-- Do this --
Copy all lines below exactly as written. Leave pictures out.

:::

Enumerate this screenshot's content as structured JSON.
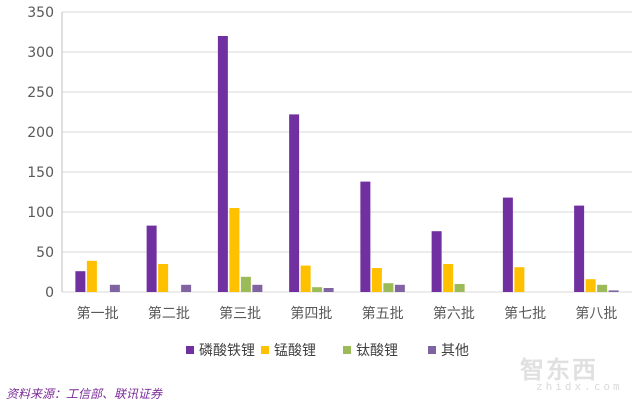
{
  "chart_data": {
    "type": "bar",
    "categories": [
      "第一批",
      "第二批",
      "第三批",
      "第四批",
      "第五批",
      "第六批",
      "第七批",
      "第八批"
    ],
    "series": [
      {
        "name": "磷酸铁锂",
        "color": "#7030a0",
        "values": [
          26,
          83,
          320,
          222,
          138,
          76,
          118,
          108
        ]
      },
      {
        "name": "锰酸锂",
        "color": "#ffc000",
        "values": [
          39,
          35,
          105,
          33,
          30,
          35,
          31,
          16
        ]
      },
      {
        "name": "钛酸锂",
        "color": "#9bbb59",
        "values": [
          0,
          0,
          19,
          6,
          11,
          10,
          0,
          9
        ]
      },
      {
        "name": "其他",
        "color": "#8064a2",
        "values": [
          9,
          9,
          9,
          5,
          9,
          0,
          0,
          2
        ]
      }
    ],
    "ylim": [
      0,
      350
    ],
    "yticks": [
      0,
      50,
      100,
      150,
      200,
      250,
      300,
      350
    ],
    "grid": true,
    "legend": "bottom",
    "title": "",
    "xlabel": "",
    "ylabel": ""
  },
  "source": "资料来源：工信部、联讯证券",
  "watermark": {
    "main": "智东西",
    "sub": "zhidx.com"
  }
}
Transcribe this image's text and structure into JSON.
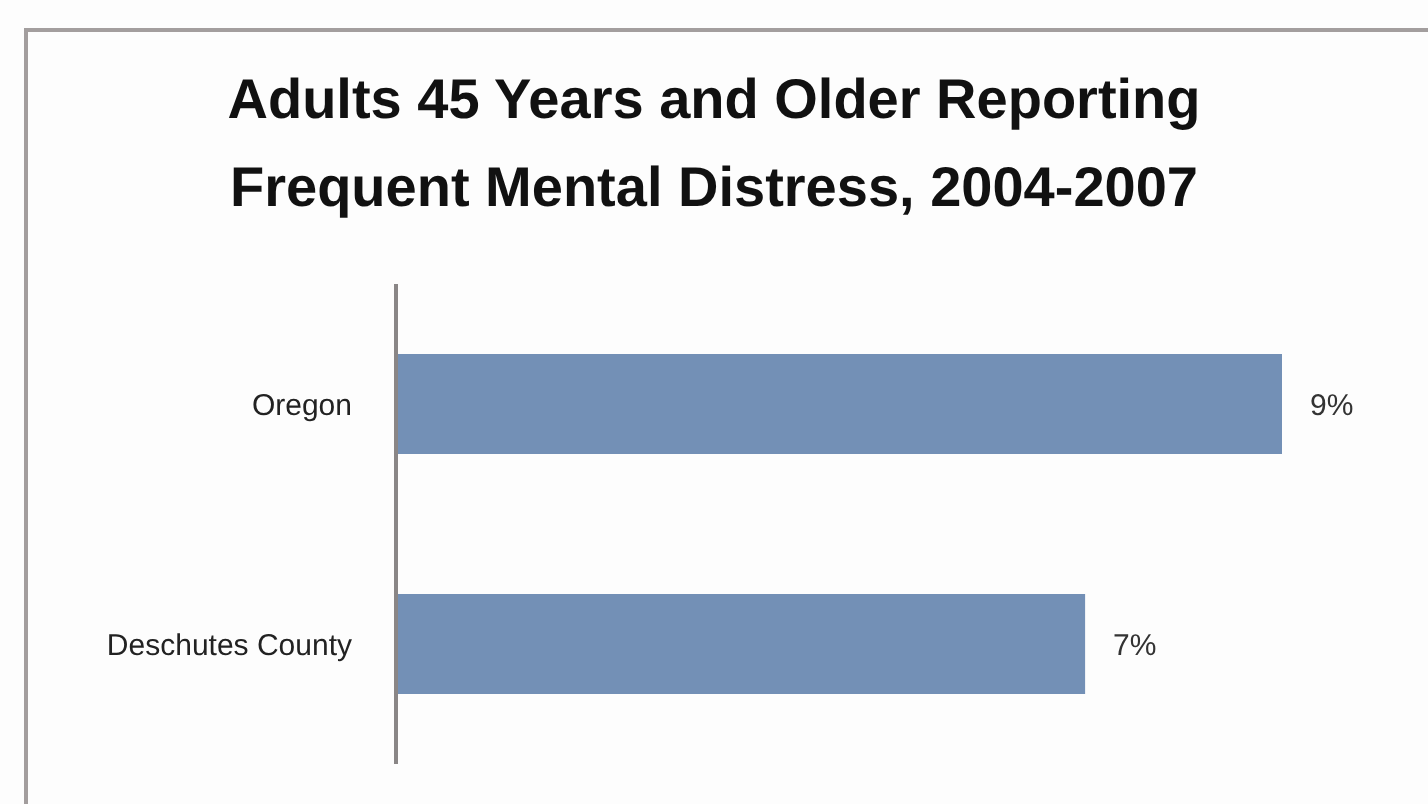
{
  "chart_data": {
    "type": "bar",
    "orientation": "horizontal",
    "title": "Adults 45 Years and Older Reporting Frequent Mental Distress, 2004-2007",
    "categories": [
      "Oregon",
      "Deschutes County"
    ],
    "values": [
      9,
      7
    ],
    "value_labels": [
      "9%",
      "7%"
    ],
    "color": "#7390b6"
  }
}
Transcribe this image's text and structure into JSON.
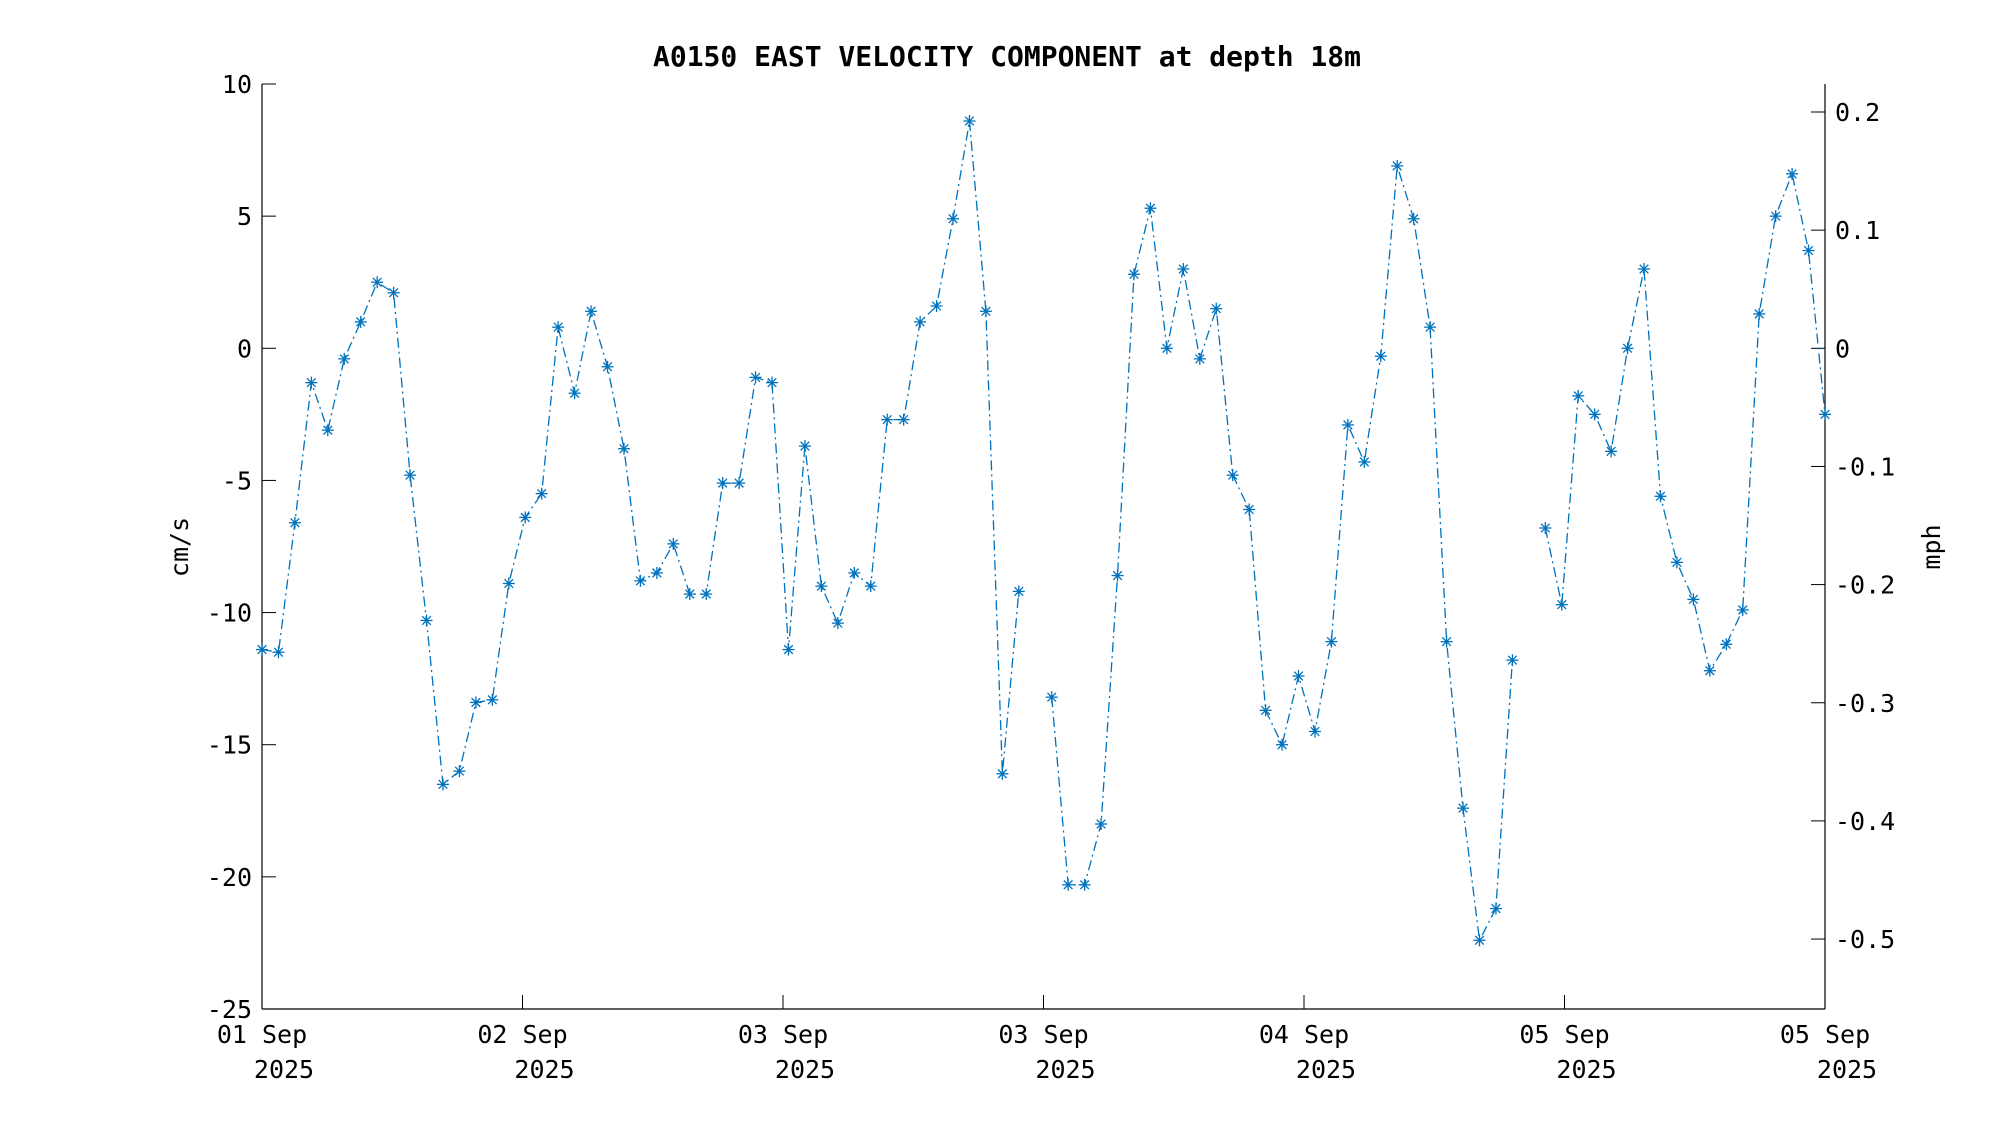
{
  "chart_data": {
    "type": "line",
    "title": "A0150 EAST VELOCITY COMPONENT at depth 18m",
    "ylabel": "cm/s",
    "y2label": "mph",
    "ylim": [
      -25,
      10
    ],
    "y2lim": [
      -0.5592,
      0.2237
    ],
    "yticks": [
      "10",
      "5",
      "0",
      "-5",
      "-10",
      "-15",
      "-20",
      "-25"
    ],
    "y2ticks": [
      "0.2",
      "0.1",
      "0",
      "-0.1",
      "-0.2",
      "-0.3",
      "-0.4",
      "-0.5"
    ],
    "xticks": [
      {
        "line1": "01 Sep",
        "line2": "2025"
      },
      {
        "line1": "02 Sep",
        "line2": "2025"
      },
      {
        "line1": "03 Sep",
        "line2": "2025"
      },
      {
        "line1": "03 Sep",
        "line2": "2025"
      },
      {
        "line1": "04 Sep",
        "line2": "2025"
      },
      {
        "line1": "05 Sep",
        "line2": "2025"
      },
      {
        "line1": "05 Sep",
        "line2": "2025"
      }
    ],
    "color": "#0072BD",
    "marker": "asterisk",
    "linestyle": "dash-dot",
    "grid": false,
    "series": [
      {
        "values": [
          -11.4,
          -11.5,
          -6.6,
          -1.3,
          -3.1,
          -0.4,
          1.0,
          2.5,
          2.1,
          -4.8,
          -10.3,
          -16.5,
          -16.0,
          -13.4,
          -13.3,
          -8.9,
          -6.4,
          -5.5,
          0.8,
          -1.7,
          1.4,
          -0.7,
          -3.8,
          -8.8,
          -8.5,
          -7.4,
          -9.3,
          -9.3,
          -5.1,
          -5.1,
          -1.1,
          -1.3,
          -11.4,
          -3.7,
          -9.0,
          -10.4,
          -8.5,
          -9.0,
          -2.7,
          -2.7,
          1.0,
          1.6,
          4.9,
          8.6,
          1.4,
          -16.1,
          -9.2,
          null,
          -13.2,
          -20.3,
          -20.3,
          -18.0,
          -8.6,
          2.8,
          5.3,
          0.0,
          3.0,
          -0.4,
          1.5,
          -4.8,
          -6.1,
          -13.7,
          -15.0,
          -12.4,
          -14.5,
          -11.1,
          -2.9,
          -4.3,
          -0.3,
          6.9,
          4.9,
          0.8,
          -11.1,
          -17.4,
          -22.4,
          -21.2,
          -11.8,
          null,
          -6.8,
          -9.7,
          -1.8,
          -2.5,
          -3.9,
          0.0,
          3.0,
          -5.6,
          -8.1,
          -9.5,
          -12.2,
          -11.2,
          -9.9,
          1.3,
          5.0,
          6.6,
          3.7,
          -2.5
        ]
      }
    ]
  }
}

:::

-- Solution to this exercise --
Enumerate this screenshot's content as structured JSON.
{
  "chart_data": {
    "type": "bar",
    "categories": [
      "第一批",
      "第二批",
      "第三批",
      "第四批",
      "第五批",
      "第六批",
      "第七批",
      "第八批"
    ],
    "series": [
      {
        "name": "磷酸铁锂",
        "color": "#7030a0",
        "values": [
          26,
          83,
          320,
          222,
          138,
          76,
          118,
          108
        ]
      },
      {
        "name": "锰酸锂",
        "color": "#ffc000",
        "values": [
          39,
          35,
          105,
          33,
          30,
          35,
          31,
          16
        ]
      },
      {
        "name": "钛酸锂",
        "color": "#9bbb59",
        "values": [
          0,
          0,
          19,
          6,
          11,
          10,
          0,
          9
        ]
      },
      {
        "name": "其他",
        "color": "#8064a2",
        "values": [
          9,
          9,
          9,
          5,
          9,
          0,
          0,
          2
        ]
      }
    ],
    "ylim": [
      0,
      350
    ],
    "yticks": [
      0,
      50,
      100,
      150,
      200,
      250,
      300,
      350
    ],
    "grid": true,
    "legend": "bottom",
    "title": "",
    "xlabel": "",
    "ylabel": ""
  },
  "source": "资料来源：工信部、联讯证券",
  "watermark": {
    "main": "智东西",
    "sub": "zhidx.com"
  }
}
Transcribe this image's text and structure into JSON.
{
  "chart_data": {
    "type": "bar",
    "orientation": "horizontal",
    "title": "Adults 45 Years and Older Reporting Frequent Mental Distress, 2004-2007",
    "categories": [
      "Oregon",
      "Deschutes County"
    ],
    "values": [
      9,
      7
    ],
    "value_labels": [
      "9%",
      "7%"
    ],
    "color": "#7390b6"
  }
}
Transcribe this image's text and structure into JSON.
{
  "chart_data": {
    "type": "line",
    "title": "A0150 EAST VELOCITY COMPONENT at depth 18m",
    "ylabel": "cm/s",
    "y2label": "mph",
    "ylim": [
      -25,
      10
    ],
    "y2lim": [
      -0.5592,
      0.2237
    ],
    "yticks": [
      "10",
      "5",
      "0",
      "-5",
      "-10",
      "-15",
      "-20",
      "-25"
    ],
    "y2ticks": [
      "0.2",
      "0.1",
      "0",
      "-0.1",
      "-0.2",
      "-0.3",
      "-0.4",
      "-0.5"
    ],
    "xticks": [
      {
        "line1": "01 Sep",
        "line2": "2025"
      },
      {
        "line1": "02 Sep",
        "line2": "2025"
      },
      {
        "line1": "03 Sep",
        "line2": "2025"
      },
      {
        "line1": "03 Sep",
        "line2": "2025"
      },
      {
        "line1": "04 Sep",
        "line2": "2025"
      },
      {
        "line1": "05 Sep",
        "line2": "2025"
      },
      {
        "line1": "05 Sep",
        "line2": "2025"
      }
    ],
    "color": "#0072BD",
    "marker": "asterisk",
    "linestyle": "dash-dot",
    "grid": false,
    "series": [
      {
        "values": [
          -11.4,
          -11.5,
          -6.6,
          -1.3,
          -3.1,
          -0.4,
          1.0,
          2.5,
          2.1,
          -4.8,
          -10.3,
          -16.5,
          -16.0,
          -13.4,
          -13.3,
          -8.9,
          -6.4,
          -5.5,
          0.8,
          -1.7,
          1.4,
          -0.7,
          -3.8,
          -8.8,
          -8.5,
          -7.4,
          -9.3,
          -9.3,
          -5.1,
          -5.1,
          -1.1,
          -1.3,
          -11.4,
          -3.7,
          -9.0,
          -10.4,
          -8.5,
          -9.0,
          -2.7,
          -2.7,
          1.0,
          1.6,
          4.9,
          8.6,
          1.4,
          -16.1,
          -9.2,
          null,
          -13.2,
          -20.3,
          -20.3,
          -18.0,
          -8.6,
          2.8,
          5.3,
          0.0,
          3.0,
          -0.4,
          1.5,
          -4.8,
          -6.1,
          -13.7,
          -15.0,
          -12.4,
          -14.5,
          -11.1,
          -2.9,
          -4.3,
          -0.3,
          6.9,
          4.9,
          0.8,
          -11.1,
          -17.4,
          -22.4,
          -21.2,
          -11.8,
          null,
          -6.8,
          -9.7,
          -1.8,
          -2.5,
          -3.9,
          0.0,
          3.0,
          -5.6,
          -8.1,
          -9.5,
          -12.2,
          -11.2,
          -9.9,
          1.3,
          5.0,
          6.6,
          3.7,
          -2.5
        ]
      }
    ]
  }
}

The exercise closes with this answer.